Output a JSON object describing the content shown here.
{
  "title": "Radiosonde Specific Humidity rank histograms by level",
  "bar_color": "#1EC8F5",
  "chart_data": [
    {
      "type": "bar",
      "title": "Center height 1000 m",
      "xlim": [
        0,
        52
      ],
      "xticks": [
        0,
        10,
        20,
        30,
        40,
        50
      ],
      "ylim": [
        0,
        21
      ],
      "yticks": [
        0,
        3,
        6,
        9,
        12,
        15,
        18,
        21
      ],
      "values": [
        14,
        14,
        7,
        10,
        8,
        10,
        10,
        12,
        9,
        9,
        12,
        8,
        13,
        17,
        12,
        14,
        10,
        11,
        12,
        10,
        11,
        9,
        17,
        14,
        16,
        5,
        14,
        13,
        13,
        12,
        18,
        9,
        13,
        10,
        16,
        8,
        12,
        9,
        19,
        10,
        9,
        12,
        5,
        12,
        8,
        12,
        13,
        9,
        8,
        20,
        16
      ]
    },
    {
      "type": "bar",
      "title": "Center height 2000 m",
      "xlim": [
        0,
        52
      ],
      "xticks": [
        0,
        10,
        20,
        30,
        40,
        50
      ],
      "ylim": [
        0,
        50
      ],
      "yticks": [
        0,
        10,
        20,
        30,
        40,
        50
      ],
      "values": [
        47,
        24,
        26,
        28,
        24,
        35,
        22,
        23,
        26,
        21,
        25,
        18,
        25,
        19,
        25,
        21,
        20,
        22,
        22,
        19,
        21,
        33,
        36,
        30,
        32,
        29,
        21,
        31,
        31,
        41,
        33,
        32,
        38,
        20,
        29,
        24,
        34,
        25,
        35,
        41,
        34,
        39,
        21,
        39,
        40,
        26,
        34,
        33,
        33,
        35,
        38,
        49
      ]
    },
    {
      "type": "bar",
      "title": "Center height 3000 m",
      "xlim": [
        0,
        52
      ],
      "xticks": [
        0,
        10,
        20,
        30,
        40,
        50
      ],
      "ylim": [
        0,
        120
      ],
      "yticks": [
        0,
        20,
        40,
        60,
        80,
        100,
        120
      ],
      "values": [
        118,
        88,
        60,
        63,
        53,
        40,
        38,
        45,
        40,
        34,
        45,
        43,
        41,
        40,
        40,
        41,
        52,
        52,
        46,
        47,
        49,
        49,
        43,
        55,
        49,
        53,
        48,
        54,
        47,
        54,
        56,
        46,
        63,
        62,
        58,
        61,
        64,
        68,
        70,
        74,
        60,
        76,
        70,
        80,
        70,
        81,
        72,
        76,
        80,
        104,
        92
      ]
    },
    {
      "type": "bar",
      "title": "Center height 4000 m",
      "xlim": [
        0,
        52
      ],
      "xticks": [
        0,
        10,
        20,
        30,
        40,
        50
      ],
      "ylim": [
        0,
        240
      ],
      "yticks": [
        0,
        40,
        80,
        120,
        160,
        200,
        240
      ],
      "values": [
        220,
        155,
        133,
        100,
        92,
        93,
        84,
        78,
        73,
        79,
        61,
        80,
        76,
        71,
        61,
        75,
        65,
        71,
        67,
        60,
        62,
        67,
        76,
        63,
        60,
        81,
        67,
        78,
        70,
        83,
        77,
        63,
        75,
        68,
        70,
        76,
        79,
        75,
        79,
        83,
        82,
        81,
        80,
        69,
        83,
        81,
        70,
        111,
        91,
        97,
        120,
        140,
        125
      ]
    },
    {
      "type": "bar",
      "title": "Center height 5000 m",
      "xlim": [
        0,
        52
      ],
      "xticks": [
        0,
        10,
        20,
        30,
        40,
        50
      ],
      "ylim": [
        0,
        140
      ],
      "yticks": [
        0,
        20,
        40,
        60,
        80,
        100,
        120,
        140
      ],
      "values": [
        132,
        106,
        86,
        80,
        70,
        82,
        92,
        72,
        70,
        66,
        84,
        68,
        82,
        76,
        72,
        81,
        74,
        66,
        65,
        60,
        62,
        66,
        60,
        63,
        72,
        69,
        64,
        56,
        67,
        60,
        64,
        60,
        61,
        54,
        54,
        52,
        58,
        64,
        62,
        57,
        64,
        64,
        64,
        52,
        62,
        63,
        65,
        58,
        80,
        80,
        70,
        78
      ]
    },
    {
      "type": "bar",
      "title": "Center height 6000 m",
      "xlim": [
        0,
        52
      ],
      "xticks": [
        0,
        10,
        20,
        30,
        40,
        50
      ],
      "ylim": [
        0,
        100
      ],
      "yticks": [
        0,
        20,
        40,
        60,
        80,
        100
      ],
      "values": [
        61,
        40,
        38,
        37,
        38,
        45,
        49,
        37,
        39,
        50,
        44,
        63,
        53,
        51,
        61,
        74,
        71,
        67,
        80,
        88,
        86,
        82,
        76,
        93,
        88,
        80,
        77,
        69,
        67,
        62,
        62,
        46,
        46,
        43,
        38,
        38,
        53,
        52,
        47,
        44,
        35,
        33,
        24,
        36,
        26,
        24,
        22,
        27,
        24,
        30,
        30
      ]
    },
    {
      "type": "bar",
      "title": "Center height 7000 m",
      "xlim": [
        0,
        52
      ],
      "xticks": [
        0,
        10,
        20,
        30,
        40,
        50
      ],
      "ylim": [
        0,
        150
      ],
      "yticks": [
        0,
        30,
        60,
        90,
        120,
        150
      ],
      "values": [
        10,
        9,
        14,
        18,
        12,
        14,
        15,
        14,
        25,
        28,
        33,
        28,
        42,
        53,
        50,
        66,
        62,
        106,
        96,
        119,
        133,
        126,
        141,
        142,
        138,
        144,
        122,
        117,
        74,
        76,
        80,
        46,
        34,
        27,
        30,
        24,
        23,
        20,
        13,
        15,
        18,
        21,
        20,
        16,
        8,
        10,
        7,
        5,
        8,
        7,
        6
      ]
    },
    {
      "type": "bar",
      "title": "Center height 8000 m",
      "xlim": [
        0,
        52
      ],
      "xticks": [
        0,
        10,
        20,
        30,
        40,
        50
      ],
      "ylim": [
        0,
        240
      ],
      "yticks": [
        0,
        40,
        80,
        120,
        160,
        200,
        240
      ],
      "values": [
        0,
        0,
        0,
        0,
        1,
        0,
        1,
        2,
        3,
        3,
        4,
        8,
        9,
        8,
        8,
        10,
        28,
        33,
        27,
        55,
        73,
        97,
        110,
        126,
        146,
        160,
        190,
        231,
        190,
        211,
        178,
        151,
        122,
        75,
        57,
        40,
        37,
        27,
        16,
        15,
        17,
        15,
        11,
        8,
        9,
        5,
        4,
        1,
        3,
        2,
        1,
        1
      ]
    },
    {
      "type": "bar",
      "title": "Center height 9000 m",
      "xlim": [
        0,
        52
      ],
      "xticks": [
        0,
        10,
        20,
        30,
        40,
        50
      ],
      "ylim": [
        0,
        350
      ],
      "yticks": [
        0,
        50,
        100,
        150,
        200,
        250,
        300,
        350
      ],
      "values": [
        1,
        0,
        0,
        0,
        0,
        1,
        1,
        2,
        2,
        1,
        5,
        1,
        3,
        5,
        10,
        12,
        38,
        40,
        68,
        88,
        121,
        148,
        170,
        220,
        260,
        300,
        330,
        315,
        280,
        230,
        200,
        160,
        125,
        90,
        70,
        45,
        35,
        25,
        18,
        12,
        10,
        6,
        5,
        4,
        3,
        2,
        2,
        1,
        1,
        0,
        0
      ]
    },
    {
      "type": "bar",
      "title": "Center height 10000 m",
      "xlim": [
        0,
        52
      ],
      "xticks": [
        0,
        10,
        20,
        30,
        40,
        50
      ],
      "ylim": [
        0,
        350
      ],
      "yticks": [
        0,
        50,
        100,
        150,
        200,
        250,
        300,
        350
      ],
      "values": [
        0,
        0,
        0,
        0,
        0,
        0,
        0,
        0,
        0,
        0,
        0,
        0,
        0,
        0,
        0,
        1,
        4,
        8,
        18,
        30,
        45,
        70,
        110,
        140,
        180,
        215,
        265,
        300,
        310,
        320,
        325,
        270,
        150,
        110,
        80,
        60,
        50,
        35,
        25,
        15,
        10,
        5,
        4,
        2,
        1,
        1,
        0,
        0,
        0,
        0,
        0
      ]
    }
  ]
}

********

Determine the number of lines containing "height". Write only that number.

§ RESPONSE TO THIS TASK:
10